## GIVEN PROBLEM
Write out the records below once more, exactly as they stand.

## RECORDS FOR THIS TASK
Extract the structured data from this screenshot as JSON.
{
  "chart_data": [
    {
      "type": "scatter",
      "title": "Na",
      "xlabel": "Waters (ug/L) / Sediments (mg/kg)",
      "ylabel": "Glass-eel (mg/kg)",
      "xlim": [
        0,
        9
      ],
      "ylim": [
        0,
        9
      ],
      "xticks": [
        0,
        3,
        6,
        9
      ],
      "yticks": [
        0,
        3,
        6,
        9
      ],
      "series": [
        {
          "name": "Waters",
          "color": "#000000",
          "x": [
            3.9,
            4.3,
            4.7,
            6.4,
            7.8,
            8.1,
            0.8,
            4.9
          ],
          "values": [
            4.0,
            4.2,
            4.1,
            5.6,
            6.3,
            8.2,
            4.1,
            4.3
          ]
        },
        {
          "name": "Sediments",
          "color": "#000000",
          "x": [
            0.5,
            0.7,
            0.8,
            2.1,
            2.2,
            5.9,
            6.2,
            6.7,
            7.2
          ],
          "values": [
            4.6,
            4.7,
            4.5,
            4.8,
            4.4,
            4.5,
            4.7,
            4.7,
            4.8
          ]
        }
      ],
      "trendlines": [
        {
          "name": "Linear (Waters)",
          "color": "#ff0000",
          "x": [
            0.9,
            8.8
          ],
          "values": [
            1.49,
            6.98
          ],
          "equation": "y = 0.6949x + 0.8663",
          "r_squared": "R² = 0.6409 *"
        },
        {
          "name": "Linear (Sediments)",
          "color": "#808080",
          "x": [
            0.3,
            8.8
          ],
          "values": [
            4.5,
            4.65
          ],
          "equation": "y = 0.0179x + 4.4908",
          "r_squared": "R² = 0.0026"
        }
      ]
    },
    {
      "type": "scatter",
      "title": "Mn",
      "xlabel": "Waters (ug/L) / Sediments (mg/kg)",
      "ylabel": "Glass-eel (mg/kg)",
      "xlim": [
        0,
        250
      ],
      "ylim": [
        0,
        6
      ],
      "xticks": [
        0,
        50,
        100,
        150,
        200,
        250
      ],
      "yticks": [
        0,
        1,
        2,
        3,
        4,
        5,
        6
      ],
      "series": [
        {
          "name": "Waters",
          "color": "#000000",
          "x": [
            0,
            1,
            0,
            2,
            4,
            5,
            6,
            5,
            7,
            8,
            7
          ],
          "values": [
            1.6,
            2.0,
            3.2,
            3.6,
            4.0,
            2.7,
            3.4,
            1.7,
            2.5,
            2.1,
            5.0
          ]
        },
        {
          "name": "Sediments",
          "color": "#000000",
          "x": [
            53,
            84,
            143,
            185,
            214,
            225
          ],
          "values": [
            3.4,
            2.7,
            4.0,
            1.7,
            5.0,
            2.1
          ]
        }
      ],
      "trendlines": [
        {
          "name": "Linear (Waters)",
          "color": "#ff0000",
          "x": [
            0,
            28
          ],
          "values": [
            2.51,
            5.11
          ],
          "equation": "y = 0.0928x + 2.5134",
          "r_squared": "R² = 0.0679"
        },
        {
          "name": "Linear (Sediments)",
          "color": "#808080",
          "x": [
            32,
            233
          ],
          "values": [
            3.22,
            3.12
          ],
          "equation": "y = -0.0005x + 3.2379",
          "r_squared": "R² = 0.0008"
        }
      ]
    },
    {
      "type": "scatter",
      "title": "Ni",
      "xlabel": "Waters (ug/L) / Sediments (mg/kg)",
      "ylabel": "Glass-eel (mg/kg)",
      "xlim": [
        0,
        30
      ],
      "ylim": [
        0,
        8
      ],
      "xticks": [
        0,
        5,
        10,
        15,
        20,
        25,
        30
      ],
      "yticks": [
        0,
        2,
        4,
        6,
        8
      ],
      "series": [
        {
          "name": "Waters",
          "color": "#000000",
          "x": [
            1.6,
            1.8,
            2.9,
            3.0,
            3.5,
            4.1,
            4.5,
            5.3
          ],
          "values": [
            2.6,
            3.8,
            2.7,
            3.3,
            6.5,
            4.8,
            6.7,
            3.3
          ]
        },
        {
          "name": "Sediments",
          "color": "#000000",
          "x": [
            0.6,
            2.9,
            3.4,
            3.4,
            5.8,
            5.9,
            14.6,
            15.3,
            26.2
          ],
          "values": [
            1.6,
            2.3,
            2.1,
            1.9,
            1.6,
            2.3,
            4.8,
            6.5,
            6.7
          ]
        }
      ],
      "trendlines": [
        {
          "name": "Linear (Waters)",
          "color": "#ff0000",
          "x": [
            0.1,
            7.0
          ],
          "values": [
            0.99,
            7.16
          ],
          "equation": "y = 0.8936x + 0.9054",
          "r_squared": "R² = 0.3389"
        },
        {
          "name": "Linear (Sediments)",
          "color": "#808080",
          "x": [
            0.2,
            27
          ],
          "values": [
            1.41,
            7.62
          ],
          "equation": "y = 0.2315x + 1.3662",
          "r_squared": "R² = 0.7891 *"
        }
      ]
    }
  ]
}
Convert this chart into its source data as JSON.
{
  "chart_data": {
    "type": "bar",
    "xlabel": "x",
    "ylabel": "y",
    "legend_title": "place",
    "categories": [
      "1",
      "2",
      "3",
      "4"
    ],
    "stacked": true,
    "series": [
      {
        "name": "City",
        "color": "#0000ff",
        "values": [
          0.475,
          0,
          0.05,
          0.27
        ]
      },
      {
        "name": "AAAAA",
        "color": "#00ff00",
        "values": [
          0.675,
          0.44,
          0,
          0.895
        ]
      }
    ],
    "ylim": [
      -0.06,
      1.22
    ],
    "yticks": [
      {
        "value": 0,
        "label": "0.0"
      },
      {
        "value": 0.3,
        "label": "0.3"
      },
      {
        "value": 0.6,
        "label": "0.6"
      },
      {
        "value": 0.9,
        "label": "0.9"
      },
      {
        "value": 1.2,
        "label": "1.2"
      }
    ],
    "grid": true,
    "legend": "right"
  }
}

## COMPLETED TASK
Extract the structured data from this screenshot as JSON.
{
  "chart_data": [
    {
      "type": "scatter",
      "title": "Na",
      "xlabel": "Waters (ug/L) / Sediments (mg/kg)",
      "ylabel": "Glass-eel (mg/kg)",
      "xlim": [
        0,
        9
      ],
      "ylim": [
        0,
        9
      ],
      "xticks": [
        0,
        3,
        6,
        9
      ],
      "yticks": [
        0,
        3,
        6,
        9
      ],
      "series": [
        {
          "name": "Waters",
          "color": "#000000",
          "x": [
            3.9,
            4.3,
            4.7,
            6.4,
            7.8,
            8.1,
            0.8,
            4.9
          ],
          "values": [
            4.0,
            4.2,
            4.1,
            5.6,
            6.3,
            8.2,
            4.1,
            4.3
          ]
        },
        {
          "name": "Sediments",
          "color": "#000000",
          "x": [
            0.5,
            0.7,
            0.8,
            2.1,
            2.2,
            5.9,
            6.2,
            6.7,
            7.2
          ],
          "values": [
            4.6,
            4.7,
            4.5,
            4.8,
            4.4,
            4.5,
            4.7,
            4.7,
            4.8
          ]
        }
      ],
      "trendlines": [
        {
          "name": "Linear (Waters)",
          "color": "#ff0000",
          "x": [
            0.9,
            8.8
          ],
          "values": [
            1.49,
            6.98
          ],
          "equation": "y = 0.6949x + 0.8663",
          "r_squared": "R² = 0.6409 *"
        },
        {
          "name": "Linear (Sediments)",
          "color": "#808080",
          "x": [
            0.3,
            8.8
          ],
          "values": [
            4.5,
            4.65
          ],
          "equation": "y = 0.0179x + 4.4908",
          "r_squared": "R² = 0.0026"
        }
      ]
    },
    {
      "type": "scatter",
      "title": "Mn",
      "xlabel": "Waters (ug/L) / Sediments (mg/kg)",
      "ylabel": "Glass-eel (mg/kg)",
      "xlim": [
        0,
        250
      ],
      "ylim": [
        0,
        6
      ],
      "xticks": [
        0,
        50,
        100,
        150,
        200,
        250
      ],
      "yticks": [
        0,
        1,
        2,
        3,
        4,
        5,
        6
      ],
      "series": [
        {
          "name": "Waters",
          "color": "#000000",
          "x": [
            0,
            1,
            0,
            2,
            4,
            5,
            6,
            5,
            7,
            8,
            7
          ],
          "values": [
            1.6,
            2.0,
            3.2,
            3.6,
            4.0,
            2.7,
            3.4,
            1.7,
            2.5,
            2.1,
            5.0
          ]
        },
        {
          "name": "Sediments",
          "color": "#000000",
          "x": [
            53,
            84,
            143,
            185,
            214,
            225
          ],
          "values": [
            3.4,
            2.7,
            4.0,
            1.7,
            5.0,
            2.1
          ]
        }
      ],
      "trendlines": [
        {
          "name": "Linear (Waters)",
          "color": "#ff0000",
          "x": [
            0,
            28
          ],
          "values": [
            2.51,
            5.11
          ],
          "equation": "y = 0.0928x + 2.5134",
          "r_squared": "R² = 0.0679"
        },
        {
          "name": "Linear (Sediments)",
          "color": "#808080",
          "x": [
            32,
            233
          ],
          "values": [
            3.22,
            3.12
          ],
          "equation": "y = -0.0005x + 3.2379",
          "r_squared": "R² = 0.0008"
        }
      ]
    },
    {
      "type": "scatter",
      "title": "Ni",
      "xlabel": "Waters (ug/L) / Sediments (mg/kg)",
      "ylabel": "Glass-eel (mg/kg)",
      "xlim": [
        0,
        30
      ],
      "ylim": [
        0,
        8
      ],
      "xticks": [
        0,
        5,
        10,
        15,
        20,
        25,
        30
      ],
      "yticks": [
        0,
        2,
        4,
        6,
        8
      ],
      "series": [
        {
          "name": "Waters",
          "color": "#000000",
          "x": [
            1.6,
            1.8,
            2.9,
            3.0,
            3.5,
            4.1,
            4.5,
            5.3
          ],
          "values": [
            2.6,
            3.8,
            2.7,
            3.3,
            6.5,
            4.8,
            6.7,
            3.3
          ]
        },
        {
          "name": "Sediments",
          "color": "#000000",
          "x": [
            0.6,
            2.9,
            3.4,
            3.4,
            5.8,
            5.9,
            14.6,
            15.3,
            26.2
          ],
          "values": [
            1.6,
            2.3,
            2.1,
            1.9,
            1.6,
            2.3,
            4.8,
            6.5,
            6.7
          ]
        }
      ],
      "trendlines": [
        {
          "name": "Linear (Waters)",
          "color": "#ff0000",
          "x": [
            0.1,
            7.0
          ],
          "values": [
            0.99,
            7.16
          ],
          "equation": "y = 0.8936x + 0.9054",
          "r_squared": "R² = 0.3389"
        },
        {
          "name": "Linear (Sediments)",
          "color": "#808080",
          "x": [
            0.2,
            27
          ],
          "values": [
            1.41,
            7.62
          ],
          "equation": "y = 0.2315x + 1.3662",
          "r_squared": "R² = 0.7891 *"
        }
      ]
    }
  ]
}
Convert this chart into its source data as JSON.
{
  "chart_data": {
    "type": "bar",
    "xlabel": "x",
    "ylabel": "y",
    "legend_title": "place",
    "categories": [
      "1",
      "2",
      "3",
      "4"
    ],
    "stacked": true,
    "series": [
      {
        "name": "City",
        "color": "#0000ff",
        "values": [
          0.475,
          0,
          0.05,
          0.27
        ]
      },
      {
        "name": "AAAAA",
        "color": "#00ff00",
        "values": [
          0.675,
          0.44,
          0,
          0.895
        ]
      }
    ],
    "ylim": [
      -0.06,
      1.22
    ],
    "yticks": [
      {
        "value": 0,
        "label": "0.0"
      },
      {
        "value": 0.3,
        "label": "0.3"
      },
      {
        "value": 0.6,
        "label": "0.6"
      },
      {
        "value": 0.9,
        "label": "0.9"
      },
      {
        "value": 1.2,
        "label": "1.2"
      }
    ],
    "grid": true,
    "legend": "right"
  }
}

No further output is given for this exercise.